--- Start of Data provided ---
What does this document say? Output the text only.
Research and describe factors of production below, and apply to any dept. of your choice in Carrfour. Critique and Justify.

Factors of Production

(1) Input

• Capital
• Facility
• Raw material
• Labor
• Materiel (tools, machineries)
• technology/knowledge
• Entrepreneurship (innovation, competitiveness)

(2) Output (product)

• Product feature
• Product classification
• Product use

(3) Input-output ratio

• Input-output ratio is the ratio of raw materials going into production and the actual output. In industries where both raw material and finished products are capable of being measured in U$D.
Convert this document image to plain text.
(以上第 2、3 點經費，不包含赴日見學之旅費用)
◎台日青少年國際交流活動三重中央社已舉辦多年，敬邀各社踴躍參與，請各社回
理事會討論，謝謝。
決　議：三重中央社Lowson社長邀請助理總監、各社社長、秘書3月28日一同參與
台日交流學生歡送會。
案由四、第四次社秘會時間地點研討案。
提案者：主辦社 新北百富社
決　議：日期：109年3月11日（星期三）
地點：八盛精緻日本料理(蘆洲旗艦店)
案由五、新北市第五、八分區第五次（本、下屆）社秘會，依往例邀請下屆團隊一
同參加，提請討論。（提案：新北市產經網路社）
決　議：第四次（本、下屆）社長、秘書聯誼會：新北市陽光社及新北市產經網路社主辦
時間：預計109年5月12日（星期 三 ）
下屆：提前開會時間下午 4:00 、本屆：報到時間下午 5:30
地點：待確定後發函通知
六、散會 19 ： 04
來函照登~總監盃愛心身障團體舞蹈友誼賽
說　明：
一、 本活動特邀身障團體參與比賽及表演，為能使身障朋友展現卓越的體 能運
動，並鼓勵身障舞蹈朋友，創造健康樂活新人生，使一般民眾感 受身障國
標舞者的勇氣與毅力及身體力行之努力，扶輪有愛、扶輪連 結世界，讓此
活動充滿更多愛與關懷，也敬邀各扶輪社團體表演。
--- End of Data provided ---
Short problem
Return all of the data exactly as it reads.

Answer to this task
What does this document say? Output the text only.
Research and describe factors of production below, and apply to any dept. of your choice in Carrfour. Critique and Justify.

Factors of Production

(1) Input

• Capital
• Facility
• Raw material
• Labor
• Materiel (tools, machineries)
• technology/knowledge
• Entrepreneurship (innovation, competitiveness)

(2) Output (product)

• Product feature
• Product classification
• Product use

(3) Input-output ratio

• Input-output ratio is the ratio of raw materials going into production and the actual output. In industries where both raw material and finished products are capable of being measured in U$D.
Convert this document image to plain text.
(以上第 2、3 點經費，不包含赴日見學之旅費用)
◎台日青少年國際交流活動三重中央社已舉辦多年，敬邀各社踴躍參與，請各社回
理事會討論，謝謝。
決　議：三重中央社Lowson社長邀請助理總監、各社社長、秘書3月28日一同參與
台日交流學生歡送會。
案由四、第四次社秘會時間地點研討案。
提案者：主辦社 新北百富社
決　議：日期：109年3月11日（星期三）
地點：八盛精緻日本料理(蘆洲旗艦店)
案由五、新北市第五、八分區第五次（本、下屆）社秘會，依往例邀請下屆團隊一
同參加，提請討論。（提案：新北市產經網路社）
決　議：第四次（本、下屆）社長、秘書聯誼會：新北市陽光社及新北市產經網路社主辦
時間：預計109年5月12日（星期 三 ）
下屆：提前開會時間下午 4:00 、本屆：報到時間下午 5:30
地點：待確定後發函通知
六、散會 19 ： 04
來函照登~總監盃愛心身障團體舞蹈友誼賽
說　明：
一、 本活動特邀身障團體參與比賽及表演，為能使身障朋友展現卓越的體 能運
動，並鼓勵身障舞蹈朋友，創造健康樂活新人生，使一般民眾感 受身障國
標舞者的勇氣與毅力及身體力行之努力，扶輪有愛、扶輪連 結世界，讓此
活動充滿更多愛與關懷，也敬邀各扶輪社團體表演。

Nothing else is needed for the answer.